Directions
Tally up the lines where the string "mean" appears; reply with the number only.

────────────────────

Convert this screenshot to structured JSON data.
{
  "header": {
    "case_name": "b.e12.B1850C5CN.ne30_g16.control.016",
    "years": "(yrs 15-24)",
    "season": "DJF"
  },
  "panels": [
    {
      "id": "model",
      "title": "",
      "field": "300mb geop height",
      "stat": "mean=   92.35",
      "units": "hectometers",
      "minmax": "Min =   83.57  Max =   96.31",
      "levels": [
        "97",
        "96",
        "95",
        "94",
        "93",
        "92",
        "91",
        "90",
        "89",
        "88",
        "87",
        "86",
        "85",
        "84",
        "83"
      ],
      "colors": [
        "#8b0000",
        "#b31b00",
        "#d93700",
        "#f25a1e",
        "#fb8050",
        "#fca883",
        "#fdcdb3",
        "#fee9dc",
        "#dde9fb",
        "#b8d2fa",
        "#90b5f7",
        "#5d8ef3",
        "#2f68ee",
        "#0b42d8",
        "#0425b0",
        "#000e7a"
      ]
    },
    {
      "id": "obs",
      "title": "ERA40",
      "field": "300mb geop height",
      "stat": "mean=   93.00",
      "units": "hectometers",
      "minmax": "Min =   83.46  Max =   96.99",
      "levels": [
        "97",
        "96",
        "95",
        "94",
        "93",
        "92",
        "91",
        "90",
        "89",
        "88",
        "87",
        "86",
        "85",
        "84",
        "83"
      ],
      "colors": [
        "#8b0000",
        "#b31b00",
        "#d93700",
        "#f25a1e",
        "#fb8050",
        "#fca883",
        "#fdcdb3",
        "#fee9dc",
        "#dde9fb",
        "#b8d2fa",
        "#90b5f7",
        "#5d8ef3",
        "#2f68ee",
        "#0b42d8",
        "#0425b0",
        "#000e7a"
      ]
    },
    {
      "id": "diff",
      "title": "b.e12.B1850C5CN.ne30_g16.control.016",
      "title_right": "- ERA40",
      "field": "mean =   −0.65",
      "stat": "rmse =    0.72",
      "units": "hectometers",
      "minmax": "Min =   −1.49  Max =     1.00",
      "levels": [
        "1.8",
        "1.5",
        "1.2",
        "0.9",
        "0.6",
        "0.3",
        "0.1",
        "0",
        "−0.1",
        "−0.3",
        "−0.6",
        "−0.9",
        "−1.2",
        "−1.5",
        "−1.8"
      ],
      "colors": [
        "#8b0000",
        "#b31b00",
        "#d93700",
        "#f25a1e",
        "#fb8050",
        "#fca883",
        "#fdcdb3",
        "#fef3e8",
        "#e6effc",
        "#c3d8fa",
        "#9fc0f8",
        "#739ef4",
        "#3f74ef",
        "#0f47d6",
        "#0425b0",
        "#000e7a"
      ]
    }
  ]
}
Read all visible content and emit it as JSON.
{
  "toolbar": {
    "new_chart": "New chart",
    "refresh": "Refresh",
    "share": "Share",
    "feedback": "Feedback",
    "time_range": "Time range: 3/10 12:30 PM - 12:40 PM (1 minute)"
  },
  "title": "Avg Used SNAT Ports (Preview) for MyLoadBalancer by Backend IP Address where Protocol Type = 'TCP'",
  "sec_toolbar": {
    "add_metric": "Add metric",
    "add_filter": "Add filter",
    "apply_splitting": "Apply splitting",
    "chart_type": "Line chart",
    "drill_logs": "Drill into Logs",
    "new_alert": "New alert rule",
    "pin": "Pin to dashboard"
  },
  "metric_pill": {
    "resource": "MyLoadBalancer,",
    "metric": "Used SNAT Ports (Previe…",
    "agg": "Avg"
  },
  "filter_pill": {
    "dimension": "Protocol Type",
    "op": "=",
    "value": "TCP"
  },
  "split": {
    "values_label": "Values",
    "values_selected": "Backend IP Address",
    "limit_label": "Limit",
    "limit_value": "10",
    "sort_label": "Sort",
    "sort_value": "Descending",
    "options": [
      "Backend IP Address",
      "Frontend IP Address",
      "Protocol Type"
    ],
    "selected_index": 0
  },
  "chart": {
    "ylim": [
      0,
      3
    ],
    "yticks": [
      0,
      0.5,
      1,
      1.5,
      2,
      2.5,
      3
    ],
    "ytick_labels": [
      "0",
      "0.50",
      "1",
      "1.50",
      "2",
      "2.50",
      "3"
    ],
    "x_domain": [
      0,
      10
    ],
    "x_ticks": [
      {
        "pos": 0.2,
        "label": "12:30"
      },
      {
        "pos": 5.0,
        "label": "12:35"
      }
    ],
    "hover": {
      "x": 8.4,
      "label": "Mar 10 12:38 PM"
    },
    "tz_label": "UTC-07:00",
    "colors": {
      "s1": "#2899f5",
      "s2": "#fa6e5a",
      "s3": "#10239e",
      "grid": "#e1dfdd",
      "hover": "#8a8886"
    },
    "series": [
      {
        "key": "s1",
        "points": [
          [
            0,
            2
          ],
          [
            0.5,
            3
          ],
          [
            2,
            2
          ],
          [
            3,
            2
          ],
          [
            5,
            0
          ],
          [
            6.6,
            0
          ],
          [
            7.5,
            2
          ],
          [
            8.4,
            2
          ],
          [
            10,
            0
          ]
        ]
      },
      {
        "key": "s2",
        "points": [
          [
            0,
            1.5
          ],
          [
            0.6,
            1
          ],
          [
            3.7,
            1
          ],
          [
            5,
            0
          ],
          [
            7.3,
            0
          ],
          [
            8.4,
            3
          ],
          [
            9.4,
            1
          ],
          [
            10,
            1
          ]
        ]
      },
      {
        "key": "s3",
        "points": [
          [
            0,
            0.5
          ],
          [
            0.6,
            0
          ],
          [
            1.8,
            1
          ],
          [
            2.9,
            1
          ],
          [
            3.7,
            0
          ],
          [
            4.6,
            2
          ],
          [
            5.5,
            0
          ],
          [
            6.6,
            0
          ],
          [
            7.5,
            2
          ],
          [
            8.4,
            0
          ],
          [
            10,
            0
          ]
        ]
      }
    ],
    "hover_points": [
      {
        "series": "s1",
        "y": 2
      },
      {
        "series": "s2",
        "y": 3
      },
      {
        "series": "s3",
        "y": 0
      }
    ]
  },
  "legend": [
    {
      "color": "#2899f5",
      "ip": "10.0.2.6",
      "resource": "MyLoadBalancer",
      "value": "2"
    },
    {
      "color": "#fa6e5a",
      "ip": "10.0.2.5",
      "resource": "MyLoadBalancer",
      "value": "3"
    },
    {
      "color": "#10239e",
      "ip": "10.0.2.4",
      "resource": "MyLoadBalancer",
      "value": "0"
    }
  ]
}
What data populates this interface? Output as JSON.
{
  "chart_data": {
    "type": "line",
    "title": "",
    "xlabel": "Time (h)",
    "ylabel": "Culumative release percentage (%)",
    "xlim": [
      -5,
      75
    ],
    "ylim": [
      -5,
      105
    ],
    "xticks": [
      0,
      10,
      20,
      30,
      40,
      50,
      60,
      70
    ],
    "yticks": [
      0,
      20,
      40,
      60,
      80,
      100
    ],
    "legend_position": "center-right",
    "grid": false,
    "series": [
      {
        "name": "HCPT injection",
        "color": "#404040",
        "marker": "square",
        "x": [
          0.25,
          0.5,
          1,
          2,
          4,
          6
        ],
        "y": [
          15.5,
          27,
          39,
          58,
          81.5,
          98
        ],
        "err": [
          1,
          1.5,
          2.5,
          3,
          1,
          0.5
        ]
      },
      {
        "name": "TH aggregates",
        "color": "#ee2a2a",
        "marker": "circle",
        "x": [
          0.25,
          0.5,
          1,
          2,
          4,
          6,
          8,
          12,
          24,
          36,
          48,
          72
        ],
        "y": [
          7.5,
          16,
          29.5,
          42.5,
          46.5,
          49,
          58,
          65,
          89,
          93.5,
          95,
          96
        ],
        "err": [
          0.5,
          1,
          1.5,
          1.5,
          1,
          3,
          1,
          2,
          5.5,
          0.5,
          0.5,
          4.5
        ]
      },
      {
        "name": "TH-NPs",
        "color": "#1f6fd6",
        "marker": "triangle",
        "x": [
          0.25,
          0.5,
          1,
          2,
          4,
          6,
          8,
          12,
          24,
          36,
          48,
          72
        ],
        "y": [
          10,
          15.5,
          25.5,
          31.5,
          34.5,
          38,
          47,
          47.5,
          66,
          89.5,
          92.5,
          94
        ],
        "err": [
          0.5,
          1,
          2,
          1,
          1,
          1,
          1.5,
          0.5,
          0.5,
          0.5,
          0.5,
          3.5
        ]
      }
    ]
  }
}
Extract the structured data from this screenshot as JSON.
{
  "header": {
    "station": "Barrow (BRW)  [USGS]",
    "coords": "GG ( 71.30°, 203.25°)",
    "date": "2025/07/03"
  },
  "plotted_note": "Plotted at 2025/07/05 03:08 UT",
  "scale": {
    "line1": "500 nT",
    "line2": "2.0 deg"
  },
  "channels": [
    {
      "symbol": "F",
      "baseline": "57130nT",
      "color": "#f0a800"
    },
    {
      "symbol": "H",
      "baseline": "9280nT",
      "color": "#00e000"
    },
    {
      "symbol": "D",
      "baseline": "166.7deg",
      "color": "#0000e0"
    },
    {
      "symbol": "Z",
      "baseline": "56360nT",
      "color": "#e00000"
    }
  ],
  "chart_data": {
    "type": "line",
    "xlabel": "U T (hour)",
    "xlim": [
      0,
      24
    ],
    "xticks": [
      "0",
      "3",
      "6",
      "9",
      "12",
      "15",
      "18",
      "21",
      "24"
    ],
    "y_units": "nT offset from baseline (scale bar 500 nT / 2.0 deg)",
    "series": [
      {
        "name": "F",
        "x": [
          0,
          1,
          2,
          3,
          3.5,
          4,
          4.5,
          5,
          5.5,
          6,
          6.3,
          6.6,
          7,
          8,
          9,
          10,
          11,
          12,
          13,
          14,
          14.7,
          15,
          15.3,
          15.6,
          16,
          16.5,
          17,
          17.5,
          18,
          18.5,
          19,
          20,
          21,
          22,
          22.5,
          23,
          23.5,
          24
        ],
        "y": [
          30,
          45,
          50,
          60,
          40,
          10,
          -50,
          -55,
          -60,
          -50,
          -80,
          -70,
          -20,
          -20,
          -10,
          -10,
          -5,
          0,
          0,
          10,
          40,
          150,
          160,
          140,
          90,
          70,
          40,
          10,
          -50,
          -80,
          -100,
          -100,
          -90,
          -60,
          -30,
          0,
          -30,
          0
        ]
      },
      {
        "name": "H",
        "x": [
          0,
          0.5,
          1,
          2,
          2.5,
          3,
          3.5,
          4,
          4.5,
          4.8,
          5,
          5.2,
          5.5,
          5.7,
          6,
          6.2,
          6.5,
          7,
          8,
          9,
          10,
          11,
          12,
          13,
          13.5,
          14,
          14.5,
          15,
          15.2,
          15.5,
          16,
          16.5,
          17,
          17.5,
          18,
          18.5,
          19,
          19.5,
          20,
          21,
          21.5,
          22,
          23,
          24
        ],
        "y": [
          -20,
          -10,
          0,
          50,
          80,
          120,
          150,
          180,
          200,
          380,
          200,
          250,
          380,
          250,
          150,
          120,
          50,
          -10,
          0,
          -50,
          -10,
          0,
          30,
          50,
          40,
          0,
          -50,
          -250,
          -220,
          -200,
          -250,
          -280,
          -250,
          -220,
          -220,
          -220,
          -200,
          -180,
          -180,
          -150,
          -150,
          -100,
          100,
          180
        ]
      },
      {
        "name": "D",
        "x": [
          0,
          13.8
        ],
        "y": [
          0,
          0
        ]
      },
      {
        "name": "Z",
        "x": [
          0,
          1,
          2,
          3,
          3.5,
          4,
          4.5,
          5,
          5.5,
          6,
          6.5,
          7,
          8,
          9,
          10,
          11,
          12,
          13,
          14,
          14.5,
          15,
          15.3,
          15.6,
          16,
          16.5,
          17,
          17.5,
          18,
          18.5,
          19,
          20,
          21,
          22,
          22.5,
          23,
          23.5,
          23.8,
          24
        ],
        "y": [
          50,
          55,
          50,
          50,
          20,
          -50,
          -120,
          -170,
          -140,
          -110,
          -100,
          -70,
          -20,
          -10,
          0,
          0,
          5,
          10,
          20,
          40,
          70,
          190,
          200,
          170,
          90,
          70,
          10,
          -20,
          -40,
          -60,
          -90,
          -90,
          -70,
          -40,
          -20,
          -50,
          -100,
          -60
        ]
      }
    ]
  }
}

────────────────────

Reply to the exercise
3